>> BEGIN The records

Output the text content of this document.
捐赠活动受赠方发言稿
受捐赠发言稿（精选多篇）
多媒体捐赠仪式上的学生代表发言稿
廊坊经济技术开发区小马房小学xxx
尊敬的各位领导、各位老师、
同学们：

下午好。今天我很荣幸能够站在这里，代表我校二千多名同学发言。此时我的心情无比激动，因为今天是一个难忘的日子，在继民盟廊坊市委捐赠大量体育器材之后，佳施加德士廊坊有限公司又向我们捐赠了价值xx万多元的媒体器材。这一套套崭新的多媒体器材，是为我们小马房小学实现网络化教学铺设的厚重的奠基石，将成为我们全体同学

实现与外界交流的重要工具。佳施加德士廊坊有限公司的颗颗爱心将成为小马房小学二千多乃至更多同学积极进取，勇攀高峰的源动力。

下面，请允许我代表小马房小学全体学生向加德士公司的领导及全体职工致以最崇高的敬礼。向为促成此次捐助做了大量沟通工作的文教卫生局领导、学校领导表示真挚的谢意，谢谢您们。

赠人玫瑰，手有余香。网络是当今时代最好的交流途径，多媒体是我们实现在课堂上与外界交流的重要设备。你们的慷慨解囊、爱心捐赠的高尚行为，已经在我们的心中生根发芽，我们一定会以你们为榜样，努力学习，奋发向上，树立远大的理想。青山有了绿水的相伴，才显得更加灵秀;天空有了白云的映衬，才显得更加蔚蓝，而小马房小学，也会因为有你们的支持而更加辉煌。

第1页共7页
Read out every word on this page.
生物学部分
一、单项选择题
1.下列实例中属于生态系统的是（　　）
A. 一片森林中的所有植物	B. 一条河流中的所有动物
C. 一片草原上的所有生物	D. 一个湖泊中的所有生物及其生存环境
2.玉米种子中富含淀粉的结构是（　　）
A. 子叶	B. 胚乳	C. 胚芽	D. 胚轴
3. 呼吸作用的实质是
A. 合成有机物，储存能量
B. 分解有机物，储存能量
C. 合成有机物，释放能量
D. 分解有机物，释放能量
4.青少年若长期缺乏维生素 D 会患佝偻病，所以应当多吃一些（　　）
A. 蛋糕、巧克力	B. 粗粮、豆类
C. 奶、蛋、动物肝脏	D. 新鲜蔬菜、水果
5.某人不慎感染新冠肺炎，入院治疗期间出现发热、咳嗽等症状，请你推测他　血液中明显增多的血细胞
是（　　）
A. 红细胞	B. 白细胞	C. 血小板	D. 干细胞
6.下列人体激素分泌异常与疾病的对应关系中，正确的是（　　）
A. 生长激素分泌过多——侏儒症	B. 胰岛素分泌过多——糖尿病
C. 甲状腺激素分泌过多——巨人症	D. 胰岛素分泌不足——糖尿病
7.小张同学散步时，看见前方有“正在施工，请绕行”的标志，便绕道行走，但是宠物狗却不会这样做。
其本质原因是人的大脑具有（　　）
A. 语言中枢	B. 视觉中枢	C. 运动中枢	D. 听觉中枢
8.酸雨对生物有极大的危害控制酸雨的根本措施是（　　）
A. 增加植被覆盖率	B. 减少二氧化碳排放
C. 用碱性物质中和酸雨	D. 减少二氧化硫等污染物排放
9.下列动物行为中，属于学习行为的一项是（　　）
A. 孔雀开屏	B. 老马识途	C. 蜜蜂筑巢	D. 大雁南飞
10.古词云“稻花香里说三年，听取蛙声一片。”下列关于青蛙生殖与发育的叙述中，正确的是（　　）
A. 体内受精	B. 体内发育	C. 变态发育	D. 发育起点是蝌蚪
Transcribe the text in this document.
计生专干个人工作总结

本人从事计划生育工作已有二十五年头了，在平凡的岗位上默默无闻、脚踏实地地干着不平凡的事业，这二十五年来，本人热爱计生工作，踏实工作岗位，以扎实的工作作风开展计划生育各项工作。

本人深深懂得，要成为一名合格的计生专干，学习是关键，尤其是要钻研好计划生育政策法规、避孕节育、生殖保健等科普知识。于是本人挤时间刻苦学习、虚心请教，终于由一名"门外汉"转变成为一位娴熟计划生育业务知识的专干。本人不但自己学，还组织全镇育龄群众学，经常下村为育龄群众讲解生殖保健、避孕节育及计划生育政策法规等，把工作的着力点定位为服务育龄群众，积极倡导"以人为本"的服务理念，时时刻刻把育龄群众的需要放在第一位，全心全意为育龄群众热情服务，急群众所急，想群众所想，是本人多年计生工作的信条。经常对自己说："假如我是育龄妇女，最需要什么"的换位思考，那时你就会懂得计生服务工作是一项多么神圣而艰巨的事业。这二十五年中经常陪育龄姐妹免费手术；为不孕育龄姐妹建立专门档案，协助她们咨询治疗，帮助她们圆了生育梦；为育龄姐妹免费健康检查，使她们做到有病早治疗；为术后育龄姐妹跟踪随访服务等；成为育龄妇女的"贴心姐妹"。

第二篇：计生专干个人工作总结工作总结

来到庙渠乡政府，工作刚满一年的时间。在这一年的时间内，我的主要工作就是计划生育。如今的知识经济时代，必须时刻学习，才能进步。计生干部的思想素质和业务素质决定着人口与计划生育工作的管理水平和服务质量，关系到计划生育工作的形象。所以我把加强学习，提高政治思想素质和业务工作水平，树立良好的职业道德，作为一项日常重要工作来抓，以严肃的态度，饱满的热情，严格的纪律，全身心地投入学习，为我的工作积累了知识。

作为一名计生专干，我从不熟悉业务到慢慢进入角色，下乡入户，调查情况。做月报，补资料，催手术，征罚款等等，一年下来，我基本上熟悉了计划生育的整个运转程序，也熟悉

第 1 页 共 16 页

>> END The records

[Prompt]: Find each line holding the string "text" and copy it out.

[Full response]:
Output the text content of this document.
Transcribe the text in this document.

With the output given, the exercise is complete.